Repeat every line of the data exactly, but not the pictures.

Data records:
_ _ _
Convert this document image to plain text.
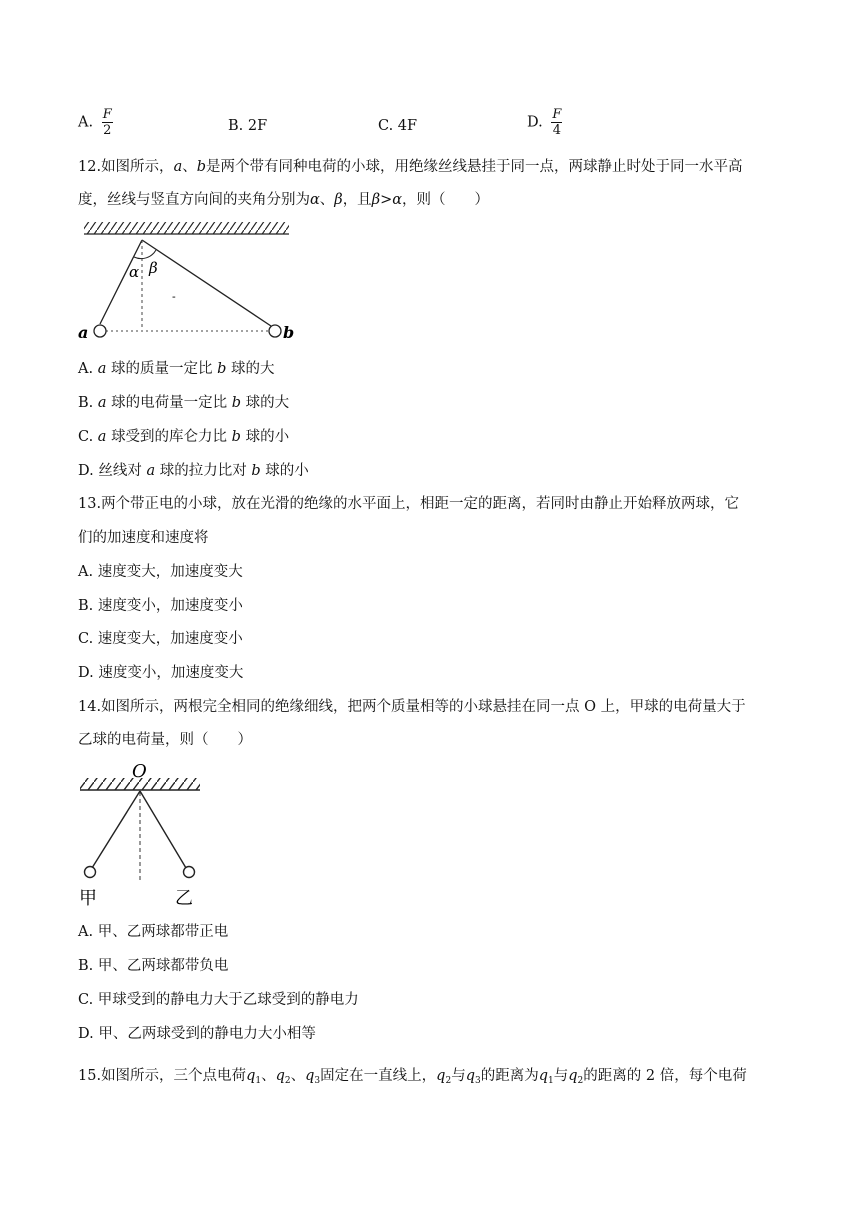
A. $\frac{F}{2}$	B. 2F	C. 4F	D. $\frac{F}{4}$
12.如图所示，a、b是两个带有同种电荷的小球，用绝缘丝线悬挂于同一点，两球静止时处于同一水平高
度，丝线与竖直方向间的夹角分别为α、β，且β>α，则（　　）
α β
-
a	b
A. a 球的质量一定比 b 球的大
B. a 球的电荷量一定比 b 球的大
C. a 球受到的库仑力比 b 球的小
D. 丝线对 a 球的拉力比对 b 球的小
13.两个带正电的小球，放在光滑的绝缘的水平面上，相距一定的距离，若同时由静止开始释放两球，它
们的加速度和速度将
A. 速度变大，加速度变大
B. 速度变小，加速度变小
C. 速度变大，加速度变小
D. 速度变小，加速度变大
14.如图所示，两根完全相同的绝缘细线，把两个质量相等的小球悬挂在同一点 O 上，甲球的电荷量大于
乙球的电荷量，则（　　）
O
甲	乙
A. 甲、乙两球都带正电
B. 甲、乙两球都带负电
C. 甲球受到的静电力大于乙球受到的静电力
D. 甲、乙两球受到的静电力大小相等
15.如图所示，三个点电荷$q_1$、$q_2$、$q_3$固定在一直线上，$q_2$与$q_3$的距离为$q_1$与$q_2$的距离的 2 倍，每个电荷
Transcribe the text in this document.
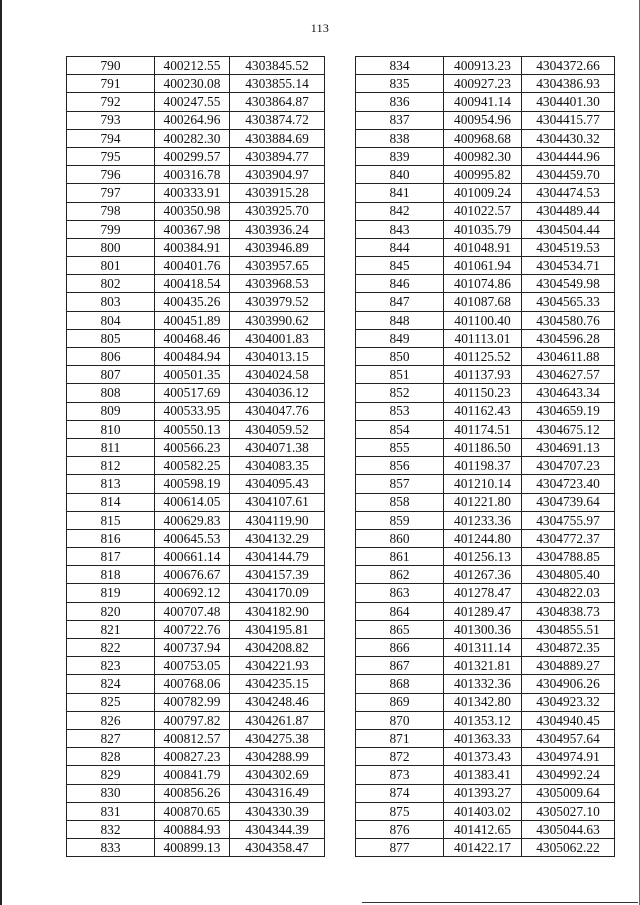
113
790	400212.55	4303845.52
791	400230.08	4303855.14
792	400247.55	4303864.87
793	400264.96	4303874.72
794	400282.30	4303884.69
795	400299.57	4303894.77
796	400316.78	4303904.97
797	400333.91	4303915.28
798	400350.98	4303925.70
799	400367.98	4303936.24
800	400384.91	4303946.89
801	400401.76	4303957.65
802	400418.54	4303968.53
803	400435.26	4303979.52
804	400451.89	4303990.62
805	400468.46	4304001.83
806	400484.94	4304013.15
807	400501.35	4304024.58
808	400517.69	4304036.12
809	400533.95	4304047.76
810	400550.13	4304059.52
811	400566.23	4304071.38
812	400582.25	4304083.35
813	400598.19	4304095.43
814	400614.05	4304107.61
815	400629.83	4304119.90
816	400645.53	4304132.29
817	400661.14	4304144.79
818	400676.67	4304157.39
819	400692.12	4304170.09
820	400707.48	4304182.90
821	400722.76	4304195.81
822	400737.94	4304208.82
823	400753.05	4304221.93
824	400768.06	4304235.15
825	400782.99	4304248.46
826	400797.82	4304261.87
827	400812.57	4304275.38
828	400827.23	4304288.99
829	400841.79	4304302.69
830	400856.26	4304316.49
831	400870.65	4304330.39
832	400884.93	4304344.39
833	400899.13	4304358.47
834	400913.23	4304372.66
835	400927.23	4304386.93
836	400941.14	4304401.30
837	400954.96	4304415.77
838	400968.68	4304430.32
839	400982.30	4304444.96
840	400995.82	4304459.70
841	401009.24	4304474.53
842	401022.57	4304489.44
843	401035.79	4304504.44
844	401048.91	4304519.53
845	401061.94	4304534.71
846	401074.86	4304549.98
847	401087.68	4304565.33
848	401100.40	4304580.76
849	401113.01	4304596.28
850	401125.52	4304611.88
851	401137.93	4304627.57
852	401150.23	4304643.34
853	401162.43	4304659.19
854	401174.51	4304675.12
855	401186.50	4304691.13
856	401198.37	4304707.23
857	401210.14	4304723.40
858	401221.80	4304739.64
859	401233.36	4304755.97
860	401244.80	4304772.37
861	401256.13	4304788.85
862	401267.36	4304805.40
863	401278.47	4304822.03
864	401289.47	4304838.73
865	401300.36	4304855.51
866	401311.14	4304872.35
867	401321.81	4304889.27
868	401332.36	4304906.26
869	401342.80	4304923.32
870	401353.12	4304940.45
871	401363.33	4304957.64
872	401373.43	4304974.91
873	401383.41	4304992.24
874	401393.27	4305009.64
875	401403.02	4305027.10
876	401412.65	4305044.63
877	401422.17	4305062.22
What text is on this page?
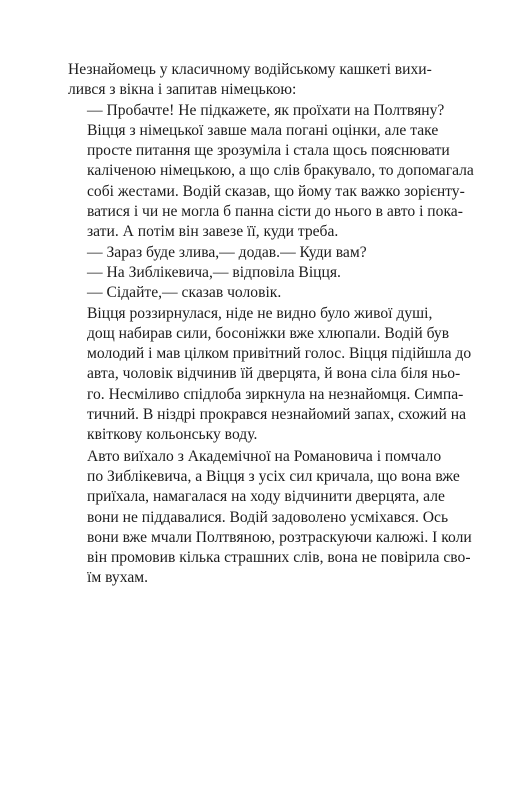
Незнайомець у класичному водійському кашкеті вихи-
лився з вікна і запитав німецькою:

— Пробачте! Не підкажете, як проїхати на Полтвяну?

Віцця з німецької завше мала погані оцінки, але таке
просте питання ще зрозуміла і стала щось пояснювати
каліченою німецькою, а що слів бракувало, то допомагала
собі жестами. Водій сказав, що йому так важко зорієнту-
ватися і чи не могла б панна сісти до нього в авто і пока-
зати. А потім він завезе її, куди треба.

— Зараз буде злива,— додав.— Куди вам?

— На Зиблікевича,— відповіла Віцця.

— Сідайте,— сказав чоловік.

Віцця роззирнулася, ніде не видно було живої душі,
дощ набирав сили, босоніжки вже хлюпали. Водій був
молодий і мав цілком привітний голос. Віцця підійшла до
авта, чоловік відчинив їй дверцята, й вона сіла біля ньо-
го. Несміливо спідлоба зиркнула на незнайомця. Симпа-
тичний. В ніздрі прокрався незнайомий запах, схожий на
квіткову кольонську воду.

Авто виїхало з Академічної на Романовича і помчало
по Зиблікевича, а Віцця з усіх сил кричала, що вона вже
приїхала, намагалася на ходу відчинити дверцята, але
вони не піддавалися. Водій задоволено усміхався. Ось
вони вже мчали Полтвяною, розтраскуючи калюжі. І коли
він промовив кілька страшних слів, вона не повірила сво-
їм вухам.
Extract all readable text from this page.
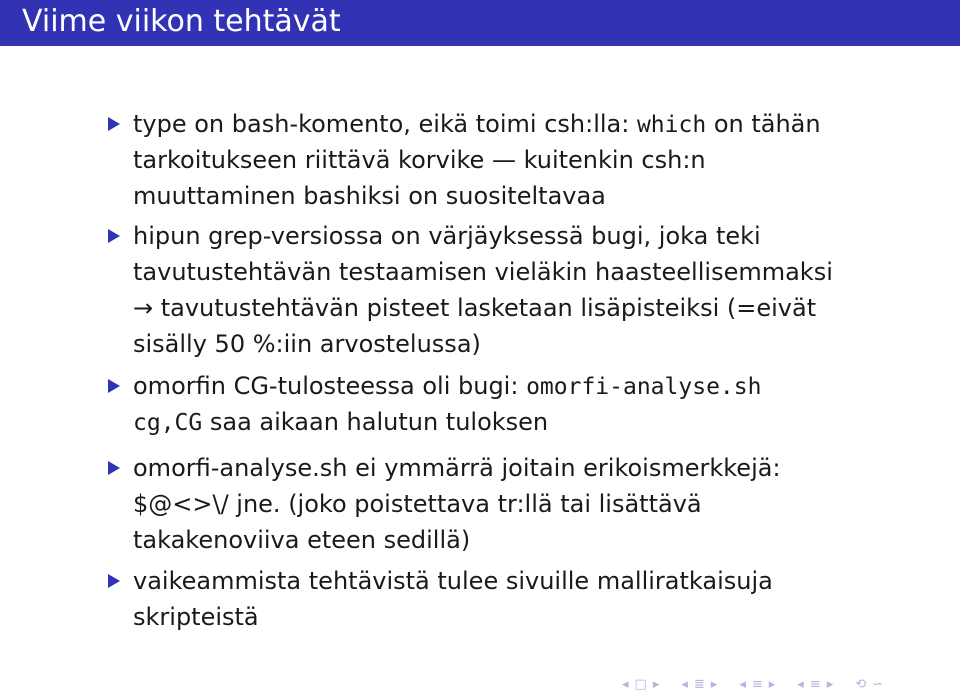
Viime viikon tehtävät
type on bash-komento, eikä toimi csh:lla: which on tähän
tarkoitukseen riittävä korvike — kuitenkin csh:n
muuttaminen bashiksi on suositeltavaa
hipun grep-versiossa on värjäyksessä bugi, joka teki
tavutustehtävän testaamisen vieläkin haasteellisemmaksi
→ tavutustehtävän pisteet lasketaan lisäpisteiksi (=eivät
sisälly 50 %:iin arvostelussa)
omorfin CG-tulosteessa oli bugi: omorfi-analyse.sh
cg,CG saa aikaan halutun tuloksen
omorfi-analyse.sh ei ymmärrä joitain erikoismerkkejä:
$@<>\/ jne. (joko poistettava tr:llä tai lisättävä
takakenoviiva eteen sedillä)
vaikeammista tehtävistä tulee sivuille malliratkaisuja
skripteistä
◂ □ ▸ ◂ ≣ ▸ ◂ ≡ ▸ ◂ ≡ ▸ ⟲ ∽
_ _ _
Solution to this exercise.
Convert this document image to plain text.
A. $\frac{F}{2}$	B. 2F	C. 4F	D. $\frac{F}{4}$
12.如图所示，a、b是两个带有同种电荷的小球，用绝缘丝线悬挂于同一点，两球静止时处于同一水平高
度，丝线与竖直方向间的夹角分别为α、β，且β>α，则（　　）
α β
-
a	b
A. a 球的质量一定比 b 球的大
B. a 球的电荷量一定比 b 球的大
C. a 球受到的库仑力比 b 球的小
D. 丝线对 a 球的拉力比对 b 球的小
13.两个带正电的小球，放在光滑的绝缘的水平面上，相距一定的距离，若同时由静止开始释放两球，它
们的加速度和速度将
A. 速度变大，加速度变大
B. 速度变小，加速度变小
C. 速度变大，加速度变小
D. 速度变小，加速度变大
14.如图所示，两根完全相同的绝缘细线，把两个质量相等的小球悬挂在同一点 O 上，甲球的电荷量大于
乙球的电荷量，则（　　）
O
甲	乙
A. 甲、乙两球都带正电
B. 甲、乙两球都带负电
C. 甲球受到的静电力大于乙球受到的静电力
D. 甲、乙两球受到的静电力大小相等
15.如图所示，三个点电荷$q_1$、$q_2$、$q_3$固定在一直线上，$q_2$与$q_3$的距离为$q_1$与$q_2$的距离的 2 倍，每个电荷
Transcribe the text in this document.
113
790	400212.55	4303845.52
791	400230.08	4303855.14
792	400247.55	4303864.87
793	400264.96	4303874.72
794	400282.30	4303884.69
795	400299.57	4303894.77
796	400316.78	4303904.97
797	400333.91	4303915.28
798	400350.98	4303925.70
799	400367.98	4303936.24
800	400384.91	4303946.89
801	400401.76	4303957.65
802	400418.54	4303968.53
803	400435.26	4303979.52
804	400451.89	4303990.62
805	400468.46	4304001.83
806	400484.94	4304013.15
807	400501.35	4304024.58
808	400517.69	4304036.12
809	400533.95	4304047.76
810	400550.13	4304059.52
811	400566.23	4304071.38
812	400582.25	4304083.35
813	400598.19	4304095.43
814	400614.05	4304107.61
815	400629.83	4304119.90
816	400645.53	4304132.29
817	400661.14	4304144.79
818	400676.67	4304157.39
819	400692.12	4304170.09
820	400707.48	4304182.90
821	400722.76	4304195.81
822	400737.94	4304208.82
823	400753.05	4304221.93
824	400768.06	4304235.15
825	400782.99	4304248.46
826	400797.82	4304261.87
827	400812.57	4304275.38
828	400827.23	4304288.99
829	400841.79	4304302.69
830	400856.26	4304316.49
831	400870.65	4304330.39
832	400884.93	4304344.39
833	400899.13	4304358.47
834	400913.23	4304372.66
835	400927.23	4304386.93
836	400941.14	4304401.30
837	400954.96	4304415.77
838	400968.68	4304430.32
839	400982.30	4304444.96
840	400995.82	4304459.70
841	401009.24	4304474.53
842	401022.57	4304489.44
843	401035.79	4304504.44
844	401048.91	4304519.53
845	401061.94	4304534.71
846	401074.86	4304549.98
847	401087.68	4304565.33
848	401100.40	4304580.76
849	401113.01	4304596.28
850	401125.52	4304611.88
851	401137.93	4304627.57
852	401150.23	4304643.34
853	401162.43	4304659.19
854	401174.51	4304675.12
855	401186.50	4304691.13
856	401198.37	4304707.23
857	401210.14	4304723.40
858	401221.80	4304739.64
859	401233.36	4304755.97
860	401244.80	4304772.37
861	401256.13	4304788.85
862	401267.36	4304805.40
863	401278.47	4304822.03
864	401289.47	4304838.73
865	401300.36	4304855.51
866	401311.14	4304872.35
867	401321.81	4304889.27
868	401332.36	4304906.26
869	401342.80	4304923.32
870	401353.12	4304940.45
871	401363.33	4304957.64
872	401373.43	4304974.91
873	401383.41	4304992.24
874	401393.27	4305009.64
875	401403.02	4305027.10
876	401412.65	4305044.63
877	401422.17	4305062.22
What text is on this page?
Незнайомець у класичному водійському кашкеті вихи-
лився з вікна і запитав німецькою:

— Пробачте! Не підкажете, як проїхати на Полтвяну?

Віцця з німецької завше мала погані оцінки, але таке
просте питання ще зрозуміла і стала щось пояснювати
каліченою німецькою, а що слів бракувало, то допомагала
собі жестами. Водій сказав, що йому так важко зорієнту-
ватися і чи не могла б панна сісти до нього в авто і пока-
зати. А потім він завезе її, куди треба.

— Зараз буде злива,— додав.— Куди вам?

— На Зиблікевича,— відповіла Віцця.

— Сідайте,— сказав чоловік.

Віцця роззирнулася, ніде не видно було живої душі,
дощ набирав сили, босоніжки вже хлюпали. Водій був
молодий і мав цілком привітний голос. Віцця підійшла до
авта, чоловік відчинив їй дверцята, й вона сіла біля ньо-
го. Несміливо спідлоба зиркнула на незнайомця. Симпа-
тичний. В ніздрі прокрався незнайомий запах, схожий на
квіткову кольонську воду.

Авто виїхало з Академічної на Романовича і помчало
по Зиблікевича, а Віцця з усіх сил кричала, що вона вже
приїхала, намагалася на ходу відчинити дверцята, але
вони не піддавалися. Водій задоволено усміхався. Ось
вони вже мчали Полтвяною, розтраскуючи калюжі. І коли
він промовив кілька страшних слів, вона не повірила сво-
їм вухам.
Extract all readable text from this page.
Viime viikon tehtävät
type on bash-komento, eikä toimi csh:lla: which on tähän
tarkoitukseen riittävä korvike — kuitenkin csh:n
muuttaminen bashiksi on suositeltavaa
hipun grep-versiossa on värjäyksessä bugi, joka teki
tavutustehtävän testaamisen vieläkin haasteellisemmaksi
→ tavutustehtävän pisteet lasketaan lisäpisteiksi (=eivät
sisälly 50 %:iin arvostelussa)
omorfin CG-tulosteessa oli bugi: omorfi-analyse.sh
cg,CG saa aikaan halutun tuloksen
omorfi-analyse.sh ei ymmärrä joitain erikoismerkkejä:
$@<>\/ jne. (joko poistettava tr:llä tai lisättävä
takakenoviiva eteen sedillä)
vaikeammista tehtävistä tulee sivuille malliratkaisuja
skripteistä
◂ □ ▸ ◂ ≣ ▸ ◂ ≡ ▸ ◂ ≡ ▸ ⟲ ∽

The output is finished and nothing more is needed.